A fazer
Continue o texto sobre linguagem inclusiva e género, começando logo a seguir à última frase apresentada.

Excerto selecionado
# # # # # # #

Deste modo, a literatura científica parece corroborar que o investimento em formas de comunicação inclusiva permite incitar a diversidade e, ao mesmo tempo, combater o estigma e a discriminação, favorecendo a mudança de atitudes, perceções e comportamentos, contribuindo para a concretização dos princípios da igualdade e da não-discriminação (Pérez e Tavits 2019; Koster 2020). É no sentido de contribuir para estas reflexões e apontar algumas direções futuras, que este trabalho se desenha como, ao mesmo tempo, uma revisão do estado da arte e das múltiplas contribuições sobre este tópico em Portugal, e uma posição crítica e prática sobre as mesmas.
Linguagem e género: de uma preocupação geral a uma perspetiva afirmativa
Se a pertinência da utilização de linguagem inclusiva não parece já ser um tema de debate - pela sua indiscutível importância na identidade, saúde mental e visibilidade das identidades (Mikić, Mrčela e Golob 2018; Russell et al. 2018; APA 2023) - a discussão parece agora cair sobre as formas de criar uma linguagem efetivamente inclusiva e capaz de abraçar a maior diversidade possível. Sobre isto, a linguagem pode ser então um mecanismo afirmativo da identidade, pelo facto de a pessoa ou grupo se sentir visível e representado (APA 2023). Assim sendo, e pensando em diferentes órgãos e instituições nacionais e internacionais com ascendência sobre estas dimensões (e.g. Abranches 2009; EIGE 2018; Parlamento Europeu 2018; Secretariado-Geral do Conselho da União Europeia 2018), vale a pena revisitar alguns dos avanços sobre esta temática.

# # # # # # #

Linhas de dados
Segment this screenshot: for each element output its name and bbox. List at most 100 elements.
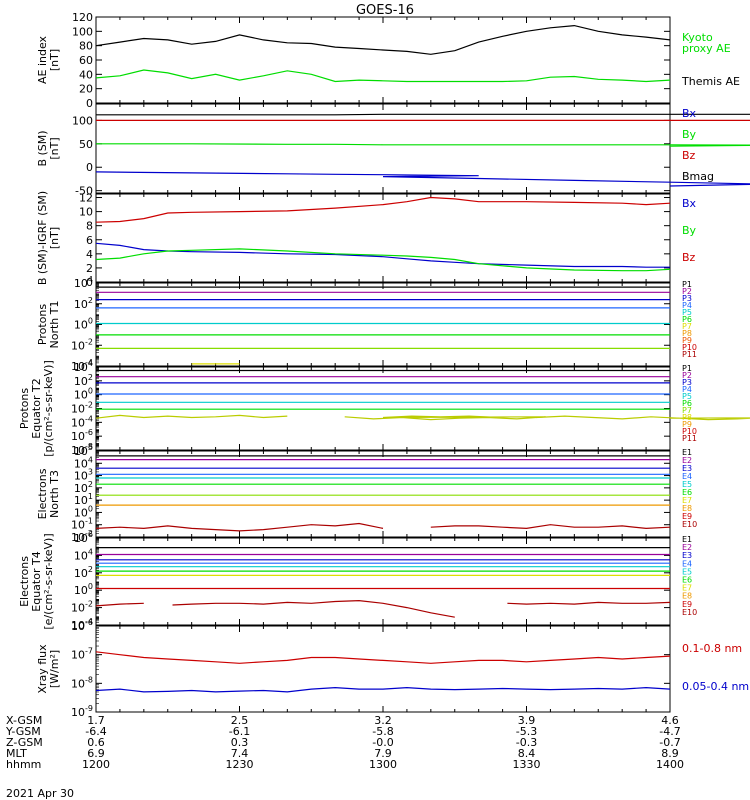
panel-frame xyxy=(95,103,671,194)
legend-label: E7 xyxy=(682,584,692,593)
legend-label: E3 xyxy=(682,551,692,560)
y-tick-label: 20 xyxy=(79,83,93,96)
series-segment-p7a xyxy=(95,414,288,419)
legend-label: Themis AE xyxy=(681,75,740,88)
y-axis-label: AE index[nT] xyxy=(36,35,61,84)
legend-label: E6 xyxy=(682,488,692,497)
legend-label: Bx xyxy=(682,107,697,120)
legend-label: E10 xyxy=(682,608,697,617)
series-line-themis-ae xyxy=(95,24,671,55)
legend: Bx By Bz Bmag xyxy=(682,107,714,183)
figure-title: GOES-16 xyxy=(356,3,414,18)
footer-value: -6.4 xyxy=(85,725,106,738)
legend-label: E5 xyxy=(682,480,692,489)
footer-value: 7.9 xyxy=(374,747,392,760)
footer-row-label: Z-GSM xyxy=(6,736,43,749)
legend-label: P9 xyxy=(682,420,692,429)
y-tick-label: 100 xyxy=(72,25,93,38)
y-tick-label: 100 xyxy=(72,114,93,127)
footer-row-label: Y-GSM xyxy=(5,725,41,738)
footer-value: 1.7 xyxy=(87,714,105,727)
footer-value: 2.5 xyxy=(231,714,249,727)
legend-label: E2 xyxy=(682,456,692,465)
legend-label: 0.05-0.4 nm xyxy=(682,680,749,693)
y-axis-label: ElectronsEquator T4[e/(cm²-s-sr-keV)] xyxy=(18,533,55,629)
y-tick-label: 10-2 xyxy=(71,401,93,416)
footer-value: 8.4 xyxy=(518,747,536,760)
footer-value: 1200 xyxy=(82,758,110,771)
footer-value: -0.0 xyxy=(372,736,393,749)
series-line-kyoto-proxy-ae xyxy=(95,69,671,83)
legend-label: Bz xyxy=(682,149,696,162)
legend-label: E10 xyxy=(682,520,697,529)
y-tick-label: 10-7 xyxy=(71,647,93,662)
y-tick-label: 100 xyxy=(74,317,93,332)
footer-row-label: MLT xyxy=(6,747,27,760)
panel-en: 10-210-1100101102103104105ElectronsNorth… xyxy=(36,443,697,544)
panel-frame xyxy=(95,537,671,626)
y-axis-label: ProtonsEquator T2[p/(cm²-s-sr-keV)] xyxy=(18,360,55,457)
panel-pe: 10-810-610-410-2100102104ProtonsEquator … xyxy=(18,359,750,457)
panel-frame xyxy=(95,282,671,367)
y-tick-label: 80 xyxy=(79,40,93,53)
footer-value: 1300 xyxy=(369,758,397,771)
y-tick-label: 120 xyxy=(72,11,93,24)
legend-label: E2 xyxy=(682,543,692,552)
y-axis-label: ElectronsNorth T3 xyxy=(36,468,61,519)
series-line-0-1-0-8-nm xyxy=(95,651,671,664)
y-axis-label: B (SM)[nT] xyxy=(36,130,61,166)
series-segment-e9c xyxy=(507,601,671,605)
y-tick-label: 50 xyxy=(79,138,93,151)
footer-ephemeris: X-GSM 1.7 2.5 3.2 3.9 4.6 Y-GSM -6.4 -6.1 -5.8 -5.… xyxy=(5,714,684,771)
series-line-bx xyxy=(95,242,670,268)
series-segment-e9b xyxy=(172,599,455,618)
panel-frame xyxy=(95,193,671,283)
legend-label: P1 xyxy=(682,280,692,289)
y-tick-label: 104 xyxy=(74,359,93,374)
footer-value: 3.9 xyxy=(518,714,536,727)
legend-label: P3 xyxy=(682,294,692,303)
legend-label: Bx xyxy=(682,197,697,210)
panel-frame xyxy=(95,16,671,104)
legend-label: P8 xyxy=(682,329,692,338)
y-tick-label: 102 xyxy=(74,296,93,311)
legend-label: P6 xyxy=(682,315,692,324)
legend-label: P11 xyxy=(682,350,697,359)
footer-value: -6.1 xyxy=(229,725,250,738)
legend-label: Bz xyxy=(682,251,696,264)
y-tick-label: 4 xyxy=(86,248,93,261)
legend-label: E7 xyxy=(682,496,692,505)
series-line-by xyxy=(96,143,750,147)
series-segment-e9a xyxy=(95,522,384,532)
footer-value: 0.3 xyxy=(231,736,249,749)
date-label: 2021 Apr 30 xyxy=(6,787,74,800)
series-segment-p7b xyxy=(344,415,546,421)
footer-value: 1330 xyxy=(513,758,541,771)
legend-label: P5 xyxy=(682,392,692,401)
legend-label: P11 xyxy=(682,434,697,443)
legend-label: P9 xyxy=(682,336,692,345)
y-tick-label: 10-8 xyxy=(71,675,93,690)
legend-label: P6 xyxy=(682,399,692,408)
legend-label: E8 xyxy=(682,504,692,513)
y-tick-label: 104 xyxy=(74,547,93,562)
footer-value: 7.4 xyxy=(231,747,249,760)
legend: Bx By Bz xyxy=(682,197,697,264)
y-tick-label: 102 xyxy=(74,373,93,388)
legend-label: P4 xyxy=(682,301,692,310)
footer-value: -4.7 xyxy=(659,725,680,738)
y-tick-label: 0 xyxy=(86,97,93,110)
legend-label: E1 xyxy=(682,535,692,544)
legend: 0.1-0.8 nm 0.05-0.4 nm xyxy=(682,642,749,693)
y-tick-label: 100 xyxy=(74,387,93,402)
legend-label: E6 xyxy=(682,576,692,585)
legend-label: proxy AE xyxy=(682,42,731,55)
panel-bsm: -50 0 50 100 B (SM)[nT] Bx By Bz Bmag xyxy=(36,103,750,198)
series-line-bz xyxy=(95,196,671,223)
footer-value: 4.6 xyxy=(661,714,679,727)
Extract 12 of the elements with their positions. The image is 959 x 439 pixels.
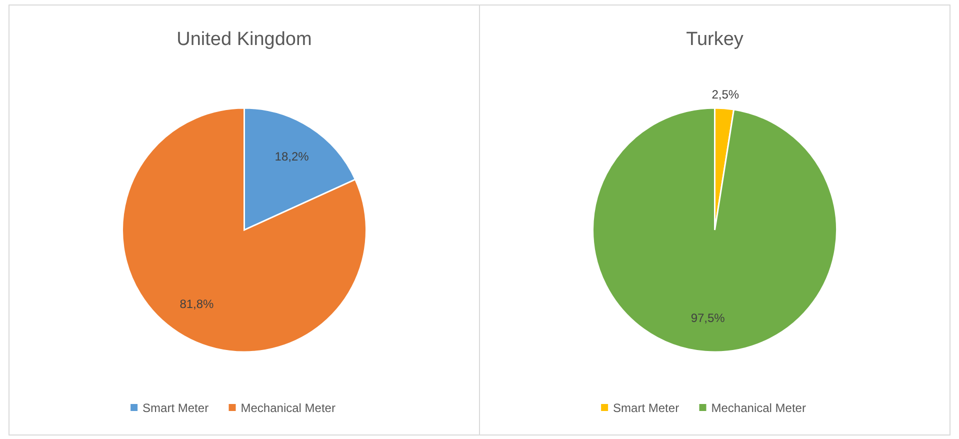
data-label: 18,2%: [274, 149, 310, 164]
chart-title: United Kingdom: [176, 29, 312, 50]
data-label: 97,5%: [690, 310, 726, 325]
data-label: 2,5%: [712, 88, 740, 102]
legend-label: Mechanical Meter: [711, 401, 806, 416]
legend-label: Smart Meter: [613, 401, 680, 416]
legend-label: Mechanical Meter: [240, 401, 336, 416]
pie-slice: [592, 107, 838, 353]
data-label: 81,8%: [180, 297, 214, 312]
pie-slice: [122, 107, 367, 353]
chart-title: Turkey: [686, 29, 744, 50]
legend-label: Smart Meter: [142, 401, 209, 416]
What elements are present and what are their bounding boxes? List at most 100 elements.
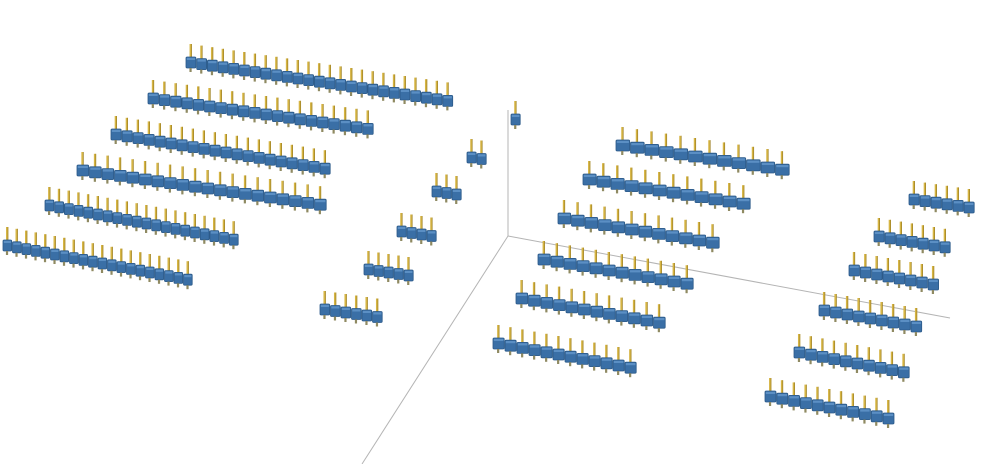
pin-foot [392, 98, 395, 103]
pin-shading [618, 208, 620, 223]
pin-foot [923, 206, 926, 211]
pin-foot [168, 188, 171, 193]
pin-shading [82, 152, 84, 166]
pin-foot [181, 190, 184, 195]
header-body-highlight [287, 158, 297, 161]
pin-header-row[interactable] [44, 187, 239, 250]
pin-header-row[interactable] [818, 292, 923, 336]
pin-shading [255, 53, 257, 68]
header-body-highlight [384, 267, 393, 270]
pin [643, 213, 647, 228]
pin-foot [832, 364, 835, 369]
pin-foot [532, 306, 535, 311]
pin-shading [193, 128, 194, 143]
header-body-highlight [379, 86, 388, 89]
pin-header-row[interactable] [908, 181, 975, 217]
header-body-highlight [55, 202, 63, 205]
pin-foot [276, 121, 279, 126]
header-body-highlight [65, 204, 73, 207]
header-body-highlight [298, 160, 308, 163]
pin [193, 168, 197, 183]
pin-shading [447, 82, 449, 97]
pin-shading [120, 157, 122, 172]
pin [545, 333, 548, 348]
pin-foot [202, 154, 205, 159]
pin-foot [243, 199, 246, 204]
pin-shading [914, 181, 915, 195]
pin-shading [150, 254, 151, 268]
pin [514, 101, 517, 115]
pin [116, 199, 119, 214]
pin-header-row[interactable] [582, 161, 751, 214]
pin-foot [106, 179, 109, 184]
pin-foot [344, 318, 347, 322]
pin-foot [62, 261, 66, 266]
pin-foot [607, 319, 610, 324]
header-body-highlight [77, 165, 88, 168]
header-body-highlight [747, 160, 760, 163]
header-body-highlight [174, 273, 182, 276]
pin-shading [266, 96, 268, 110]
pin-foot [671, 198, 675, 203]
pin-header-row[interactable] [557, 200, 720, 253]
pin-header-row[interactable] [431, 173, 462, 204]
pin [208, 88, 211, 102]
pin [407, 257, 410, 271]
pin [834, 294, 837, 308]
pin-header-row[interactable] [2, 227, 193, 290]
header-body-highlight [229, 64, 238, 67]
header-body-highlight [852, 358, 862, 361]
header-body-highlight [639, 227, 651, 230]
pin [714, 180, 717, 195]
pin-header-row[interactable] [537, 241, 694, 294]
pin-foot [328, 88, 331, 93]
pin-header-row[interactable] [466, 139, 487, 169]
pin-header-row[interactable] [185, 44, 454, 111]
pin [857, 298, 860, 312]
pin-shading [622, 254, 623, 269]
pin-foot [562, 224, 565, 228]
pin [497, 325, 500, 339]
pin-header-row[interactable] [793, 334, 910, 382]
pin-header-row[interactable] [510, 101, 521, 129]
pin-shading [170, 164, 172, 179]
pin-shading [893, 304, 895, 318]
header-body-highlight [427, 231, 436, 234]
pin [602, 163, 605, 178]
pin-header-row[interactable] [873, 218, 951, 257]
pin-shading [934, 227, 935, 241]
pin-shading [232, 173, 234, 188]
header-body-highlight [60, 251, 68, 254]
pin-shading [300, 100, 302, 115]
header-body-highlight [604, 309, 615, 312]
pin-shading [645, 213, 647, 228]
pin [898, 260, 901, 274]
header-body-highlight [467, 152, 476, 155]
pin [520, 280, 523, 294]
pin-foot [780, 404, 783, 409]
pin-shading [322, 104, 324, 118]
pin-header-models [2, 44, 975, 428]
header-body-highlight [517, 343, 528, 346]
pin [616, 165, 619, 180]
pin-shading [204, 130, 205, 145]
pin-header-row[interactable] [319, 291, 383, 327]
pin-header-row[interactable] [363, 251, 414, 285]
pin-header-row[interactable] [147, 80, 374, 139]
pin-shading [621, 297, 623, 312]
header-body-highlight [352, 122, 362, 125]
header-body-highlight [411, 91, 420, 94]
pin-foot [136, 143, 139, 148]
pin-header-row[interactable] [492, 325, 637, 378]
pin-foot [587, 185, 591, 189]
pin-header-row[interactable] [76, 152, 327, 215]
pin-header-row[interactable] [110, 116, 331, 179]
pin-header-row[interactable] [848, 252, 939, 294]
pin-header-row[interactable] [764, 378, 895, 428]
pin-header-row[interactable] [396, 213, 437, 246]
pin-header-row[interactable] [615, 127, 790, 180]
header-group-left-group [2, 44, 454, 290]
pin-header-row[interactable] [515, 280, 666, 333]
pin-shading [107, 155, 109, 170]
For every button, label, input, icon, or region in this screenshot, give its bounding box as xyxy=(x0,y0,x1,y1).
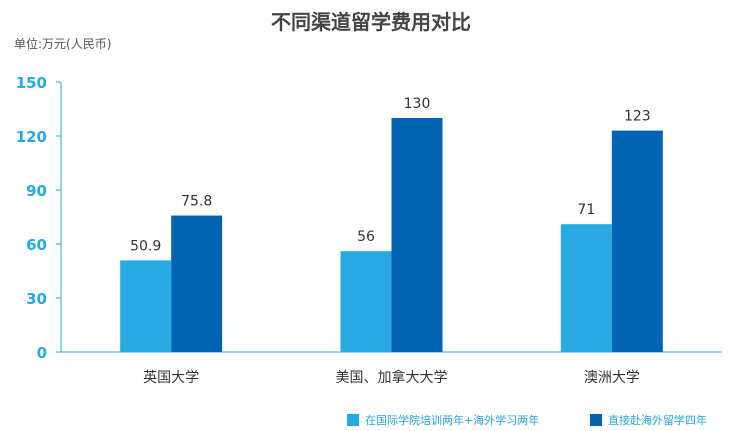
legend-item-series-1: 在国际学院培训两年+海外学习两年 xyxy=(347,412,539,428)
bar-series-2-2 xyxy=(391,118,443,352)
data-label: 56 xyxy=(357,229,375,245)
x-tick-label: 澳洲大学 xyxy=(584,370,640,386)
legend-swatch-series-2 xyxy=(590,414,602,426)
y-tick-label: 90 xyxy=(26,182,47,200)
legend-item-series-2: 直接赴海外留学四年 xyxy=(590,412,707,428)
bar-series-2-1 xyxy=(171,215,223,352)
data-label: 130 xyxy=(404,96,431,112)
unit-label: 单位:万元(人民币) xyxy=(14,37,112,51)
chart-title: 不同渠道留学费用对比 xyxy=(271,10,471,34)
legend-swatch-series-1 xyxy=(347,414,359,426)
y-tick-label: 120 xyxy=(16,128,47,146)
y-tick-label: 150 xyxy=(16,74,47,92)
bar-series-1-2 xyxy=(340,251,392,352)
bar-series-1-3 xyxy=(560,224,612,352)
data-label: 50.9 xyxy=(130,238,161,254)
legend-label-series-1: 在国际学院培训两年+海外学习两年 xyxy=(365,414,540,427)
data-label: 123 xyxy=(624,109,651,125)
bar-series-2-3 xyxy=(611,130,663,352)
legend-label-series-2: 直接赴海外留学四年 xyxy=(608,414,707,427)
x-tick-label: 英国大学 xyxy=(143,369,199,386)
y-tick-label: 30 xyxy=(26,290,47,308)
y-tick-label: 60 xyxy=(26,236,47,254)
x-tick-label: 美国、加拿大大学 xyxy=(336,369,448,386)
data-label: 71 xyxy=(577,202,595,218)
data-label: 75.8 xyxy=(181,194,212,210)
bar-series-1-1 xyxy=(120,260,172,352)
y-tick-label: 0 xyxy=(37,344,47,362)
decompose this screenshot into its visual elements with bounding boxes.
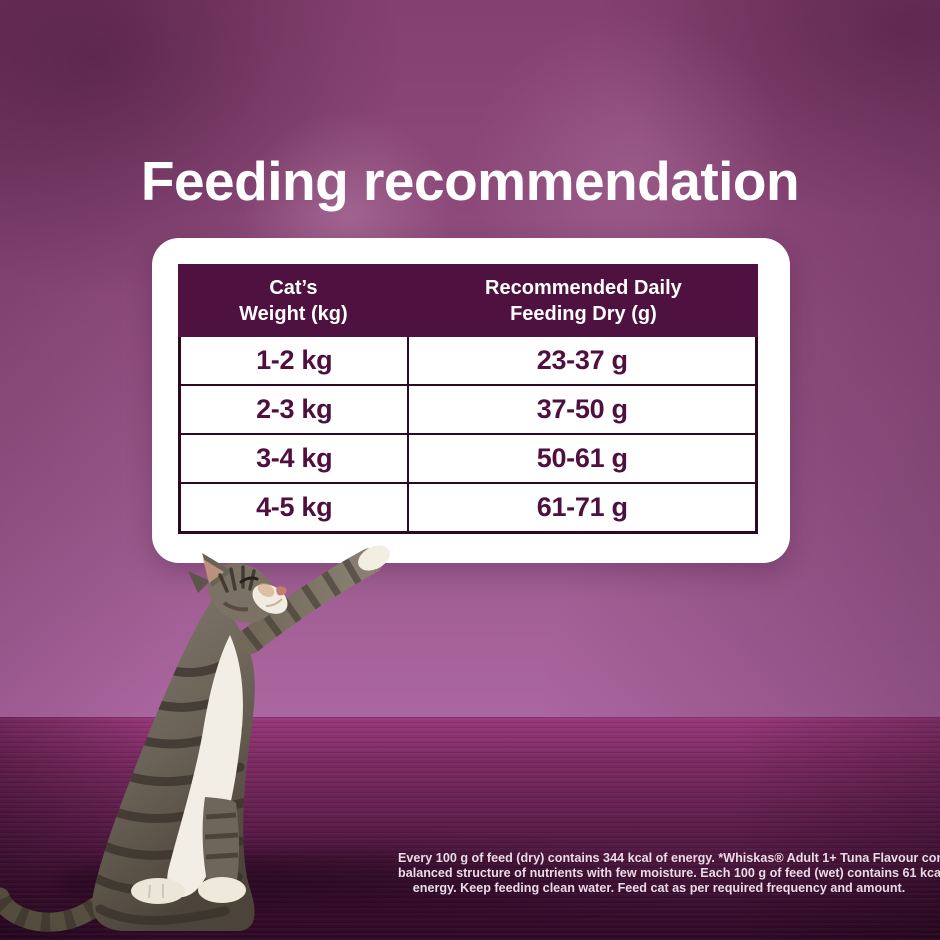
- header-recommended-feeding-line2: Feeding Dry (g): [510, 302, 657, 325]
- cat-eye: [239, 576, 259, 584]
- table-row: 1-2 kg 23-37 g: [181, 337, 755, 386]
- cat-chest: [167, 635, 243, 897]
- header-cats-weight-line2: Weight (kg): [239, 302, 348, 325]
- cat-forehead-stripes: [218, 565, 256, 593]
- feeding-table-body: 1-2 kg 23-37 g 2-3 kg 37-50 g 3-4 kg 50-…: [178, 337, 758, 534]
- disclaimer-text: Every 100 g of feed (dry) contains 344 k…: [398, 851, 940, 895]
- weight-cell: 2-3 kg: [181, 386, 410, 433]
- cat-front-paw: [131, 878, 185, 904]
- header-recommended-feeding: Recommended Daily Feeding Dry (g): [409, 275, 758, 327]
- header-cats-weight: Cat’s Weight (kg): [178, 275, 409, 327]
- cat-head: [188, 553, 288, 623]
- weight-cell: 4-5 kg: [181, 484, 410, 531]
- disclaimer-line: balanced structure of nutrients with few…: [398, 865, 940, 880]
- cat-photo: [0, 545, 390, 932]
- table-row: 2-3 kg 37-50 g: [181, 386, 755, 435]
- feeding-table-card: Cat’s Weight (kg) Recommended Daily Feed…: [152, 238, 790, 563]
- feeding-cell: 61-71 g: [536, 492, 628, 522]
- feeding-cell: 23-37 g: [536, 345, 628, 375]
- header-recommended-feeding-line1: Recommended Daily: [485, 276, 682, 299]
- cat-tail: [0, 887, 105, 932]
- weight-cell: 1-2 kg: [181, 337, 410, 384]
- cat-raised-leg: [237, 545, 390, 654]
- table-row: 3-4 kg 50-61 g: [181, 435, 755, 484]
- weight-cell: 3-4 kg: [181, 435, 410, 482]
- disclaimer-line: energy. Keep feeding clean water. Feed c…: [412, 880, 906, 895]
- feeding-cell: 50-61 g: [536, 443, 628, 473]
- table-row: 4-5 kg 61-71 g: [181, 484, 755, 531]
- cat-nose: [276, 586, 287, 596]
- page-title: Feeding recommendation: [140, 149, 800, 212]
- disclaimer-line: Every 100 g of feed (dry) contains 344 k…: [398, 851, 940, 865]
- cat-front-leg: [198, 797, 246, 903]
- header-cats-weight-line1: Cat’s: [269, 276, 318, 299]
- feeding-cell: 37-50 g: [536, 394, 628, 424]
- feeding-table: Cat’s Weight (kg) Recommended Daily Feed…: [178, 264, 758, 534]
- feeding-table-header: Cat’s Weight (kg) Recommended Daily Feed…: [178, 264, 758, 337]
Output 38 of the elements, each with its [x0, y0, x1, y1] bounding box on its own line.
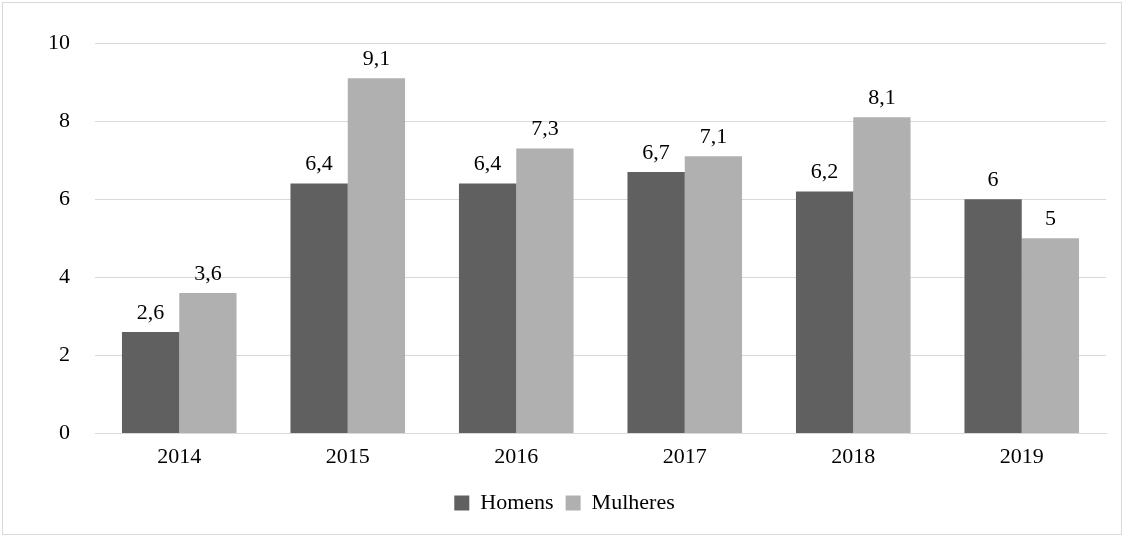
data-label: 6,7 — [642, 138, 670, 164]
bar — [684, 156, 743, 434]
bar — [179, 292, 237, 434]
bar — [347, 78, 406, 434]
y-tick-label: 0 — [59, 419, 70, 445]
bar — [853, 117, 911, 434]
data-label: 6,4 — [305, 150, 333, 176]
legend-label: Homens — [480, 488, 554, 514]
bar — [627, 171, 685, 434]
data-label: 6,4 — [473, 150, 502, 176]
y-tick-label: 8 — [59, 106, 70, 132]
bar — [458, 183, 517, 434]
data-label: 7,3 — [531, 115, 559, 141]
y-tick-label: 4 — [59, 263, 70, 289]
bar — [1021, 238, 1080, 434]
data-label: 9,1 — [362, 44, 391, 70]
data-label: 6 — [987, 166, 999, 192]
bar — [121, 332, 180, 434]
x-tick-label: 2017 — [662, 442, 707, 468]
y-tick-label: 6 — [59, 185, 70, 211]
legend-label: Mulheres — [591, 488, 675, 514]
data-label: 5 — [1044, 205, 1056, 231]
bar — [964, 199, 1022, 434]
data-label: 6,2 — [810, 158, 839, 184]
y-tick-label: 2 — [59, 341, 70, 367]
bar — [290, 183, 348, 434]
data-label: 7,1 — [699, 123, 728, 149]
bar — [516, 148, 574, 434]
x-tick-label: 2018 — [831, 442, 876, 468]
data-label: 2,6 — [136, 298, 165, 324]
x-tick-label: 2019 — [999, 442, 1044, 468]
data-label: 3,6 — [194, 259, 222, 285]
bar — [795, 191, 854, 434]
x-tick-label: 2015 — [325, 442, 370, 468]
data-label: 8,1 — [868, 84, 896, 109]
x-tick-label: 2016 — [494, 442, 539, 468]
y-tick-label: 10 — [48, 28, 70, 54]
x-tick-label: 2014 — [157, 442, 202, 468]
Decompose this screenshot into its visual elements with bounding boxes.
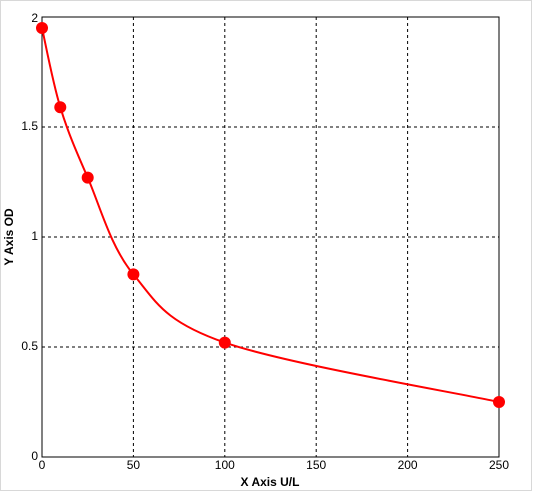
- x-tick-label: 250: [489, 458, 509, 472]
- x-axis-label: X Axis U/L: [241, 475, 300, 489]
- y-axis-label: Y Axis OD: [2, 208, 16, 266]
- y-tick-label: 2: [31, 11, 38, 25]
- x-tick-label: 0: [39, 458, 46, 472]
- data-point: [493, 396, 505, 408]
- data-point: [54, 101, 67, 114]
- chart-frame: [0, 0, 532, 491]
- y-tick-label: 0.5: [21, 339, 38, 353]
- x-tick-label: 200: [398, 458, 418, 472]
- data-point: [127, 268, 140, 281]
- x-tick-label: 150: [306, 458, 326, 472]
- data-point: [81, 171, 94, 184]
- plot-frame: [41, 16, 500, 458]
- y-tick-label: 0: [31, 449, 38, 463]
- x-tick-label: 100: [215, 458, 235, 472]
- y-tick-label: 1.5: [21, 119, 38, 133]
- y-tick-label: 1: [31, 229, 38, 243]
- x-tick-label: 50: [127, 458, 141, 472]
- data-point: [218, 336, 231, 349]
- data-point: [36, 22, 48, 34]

# # # # # # #

Resultado
Por exemplo, em 2018 o Parlamento Europeu adotou várias diretrizes para assegurar a utilização de linguagem neutra e sensível à diversidade de género, privilegiando, além da neutralidade, a utilização de formas gramaticais passivas. Da mesma forma, associações profissionais internacionais, como a American Psychological Association (APA 2023) têm promovido linhas orientadoras para a utilização de linguagem inclusiva na ciência. Aqui, a APA reforça o respeito pela autodeterminação de género, a neutralidade quando não há conhecimento efetivo da categoria de autoidentificação e a não utilização de categorias de identidade como adjetivação. Contudo, não só as ciências sociais têm investido na preocupação com a utilização de linguagem inclusiva: nas áreas de STEM [science, technology, engineering and mathematics] e na utilização da inteligência artificial [IA] têm-se feito diferentes esforços. Por exemplo, a utilização de softwares de escrita que, eles próprios, possam reconhecer e apresentar alternativas mais inclusivas a quem os utiliza (Sullivan 2019), ou a concetualização de anúncios de recrutamento ou adjacentes a práticas profissionais não-genderizados (Faulkner 2008).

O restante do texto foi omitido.